- **Prompt**
Locate the lines of the listing below that hold "Banking", then copy each of them.

Records
☆ ☆ ☆ ☆ ☆

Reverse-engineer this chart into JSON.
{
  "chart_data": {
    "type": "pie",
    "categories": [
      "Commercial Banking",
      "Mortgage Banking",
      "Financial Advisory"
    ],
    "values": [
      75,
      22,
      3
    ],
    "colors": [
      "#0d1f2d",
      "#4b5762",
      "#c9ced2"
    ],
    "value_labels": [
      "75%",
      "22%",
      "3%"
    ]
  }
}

☆ ☆ ☆ ☆ ☆

- **Exercise solution**
      "Commercial Banking",
      "Mortgage Banking",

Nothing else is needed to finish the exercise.